What to work on: Gather every line that includes the word "text", please.

Recorded information:
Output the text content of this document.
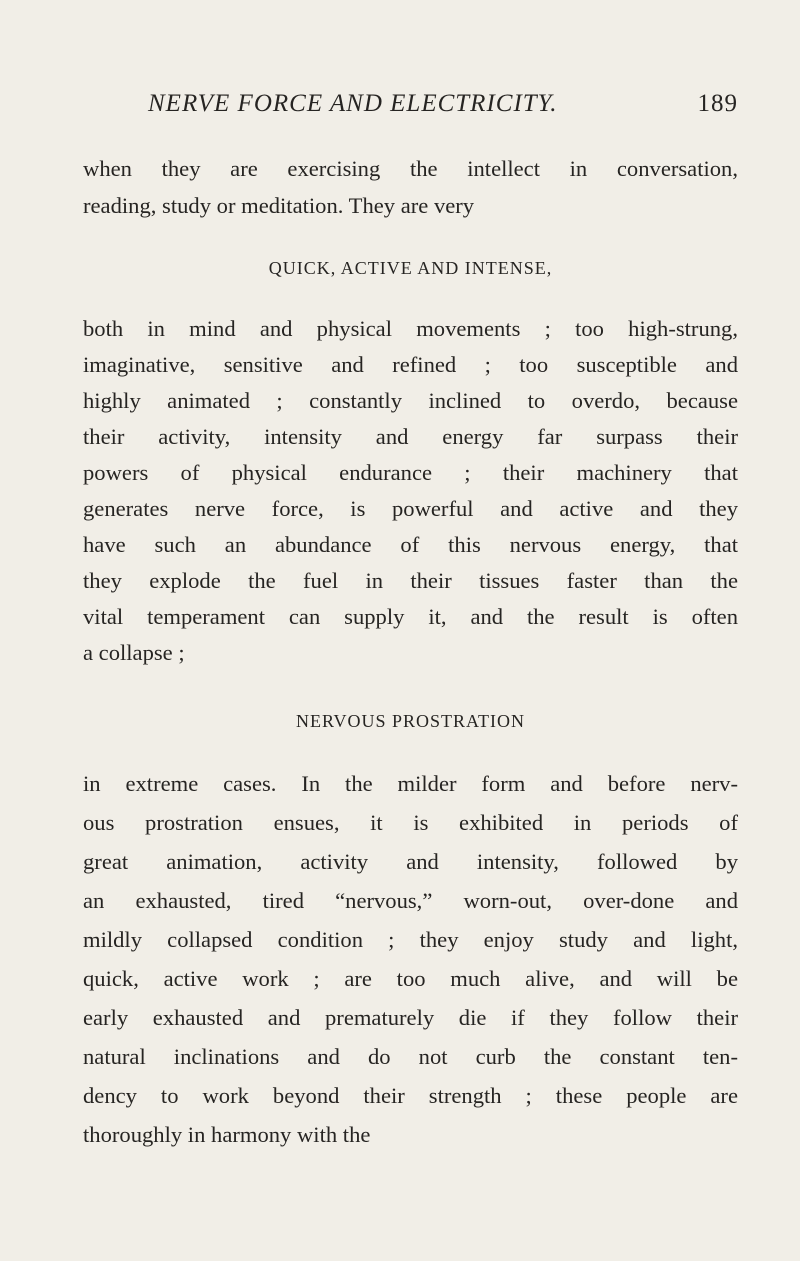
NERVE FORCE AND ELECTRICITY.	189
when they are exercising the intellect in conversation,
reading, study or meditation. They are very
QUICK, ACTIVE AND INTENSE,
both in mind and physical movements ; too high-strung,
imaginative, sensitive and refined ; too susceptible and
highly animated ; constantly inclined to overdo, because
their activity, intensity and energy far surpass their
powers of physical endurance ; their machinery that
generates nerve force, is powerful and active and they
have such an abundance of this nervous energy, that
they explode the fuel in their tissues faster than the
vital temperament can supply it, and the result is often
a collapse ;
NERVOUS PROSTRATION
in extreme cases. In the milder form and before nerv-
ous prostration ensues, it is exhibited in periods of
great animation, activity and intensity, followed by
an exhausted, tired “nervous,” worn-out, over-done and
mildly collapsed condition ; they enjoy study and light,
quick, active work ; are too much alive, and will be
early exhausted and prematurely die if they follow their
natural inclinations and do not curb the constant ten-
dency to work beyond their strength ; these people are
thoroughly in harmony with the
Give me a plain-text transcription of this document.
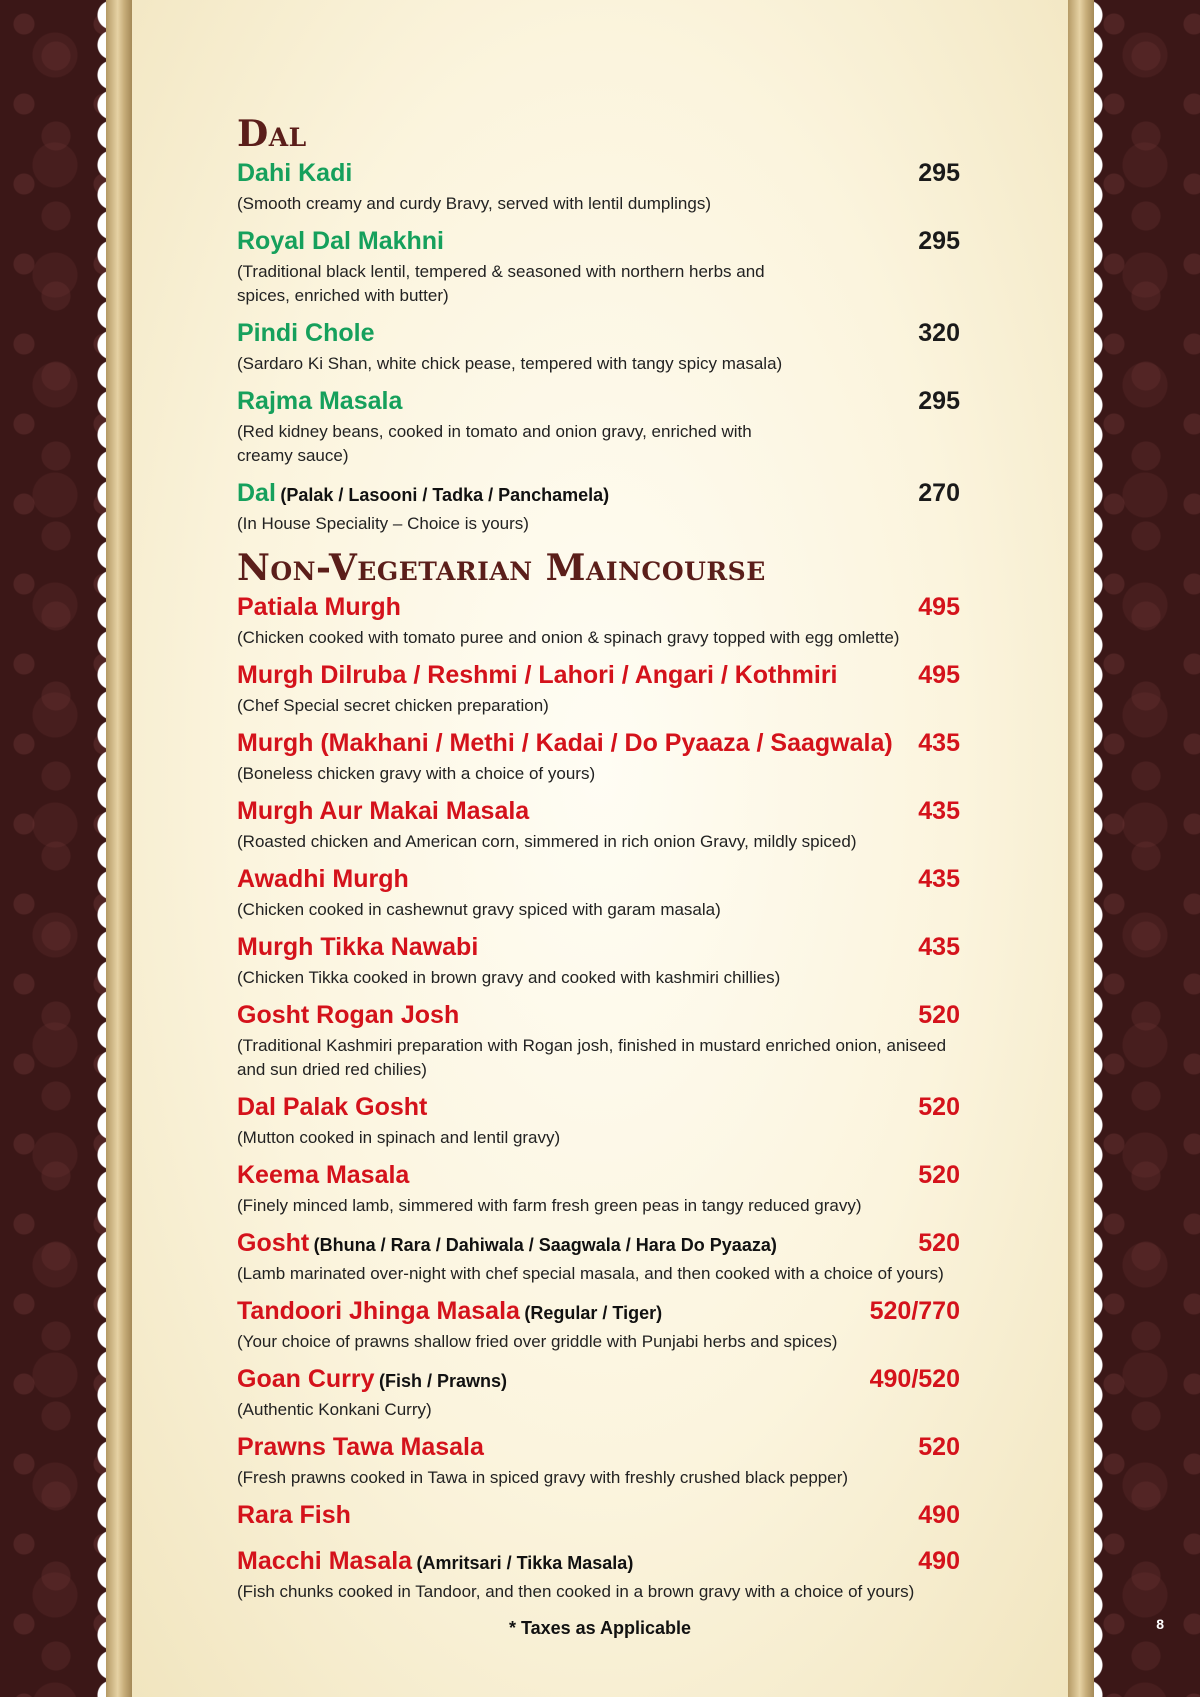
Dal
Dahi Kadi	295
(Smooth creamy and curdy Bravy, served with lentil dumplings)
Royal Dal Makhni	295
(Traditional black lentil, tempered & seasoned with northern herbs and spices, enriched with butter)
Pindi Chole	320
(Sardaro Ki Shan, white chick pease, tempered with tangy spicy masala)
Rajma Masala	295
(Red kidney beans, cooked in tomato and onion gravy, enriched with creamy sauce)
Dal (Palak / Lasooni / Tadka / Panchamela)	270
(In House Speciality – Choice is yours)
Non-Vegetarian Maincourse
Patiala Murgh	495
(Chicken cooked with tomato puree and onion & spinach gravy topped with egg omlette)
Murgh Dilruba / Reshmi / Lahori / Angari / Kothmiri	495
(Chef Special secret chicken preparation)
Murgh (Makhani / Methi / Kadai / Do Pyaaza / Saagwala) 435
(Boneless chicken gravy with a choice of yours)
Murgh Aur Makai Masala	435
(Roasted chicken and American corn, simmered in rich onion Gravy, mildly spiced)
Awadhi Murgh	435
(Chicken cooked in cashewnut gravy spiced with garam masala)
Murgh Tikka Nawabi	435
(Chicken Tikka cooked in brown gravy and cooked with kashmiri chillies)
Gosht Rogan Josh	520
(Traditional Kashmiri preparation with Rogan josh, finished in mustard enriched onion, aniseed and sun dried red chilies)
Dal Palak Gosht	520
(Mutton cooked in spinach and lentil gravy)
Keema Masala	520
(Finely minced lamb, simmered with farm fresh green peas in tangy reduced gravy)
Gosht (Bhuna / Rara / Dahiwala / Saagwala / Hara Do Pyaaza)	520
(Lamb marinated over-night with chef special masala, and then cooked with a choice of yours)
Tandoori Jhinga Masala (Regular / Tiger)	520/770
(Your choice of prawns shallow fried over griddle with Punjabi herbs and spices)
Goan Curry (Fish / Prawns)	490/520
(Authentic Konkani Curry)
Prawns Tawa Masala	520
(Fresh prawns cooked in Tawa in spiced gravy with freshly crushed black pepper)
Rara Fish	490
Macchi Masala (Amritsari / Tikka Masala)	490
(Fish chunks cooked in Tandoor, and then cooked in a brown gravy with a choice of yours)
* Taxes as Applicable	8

Exercise answer:
Output the text content of this document.
Give me a plain-text transcription of this document.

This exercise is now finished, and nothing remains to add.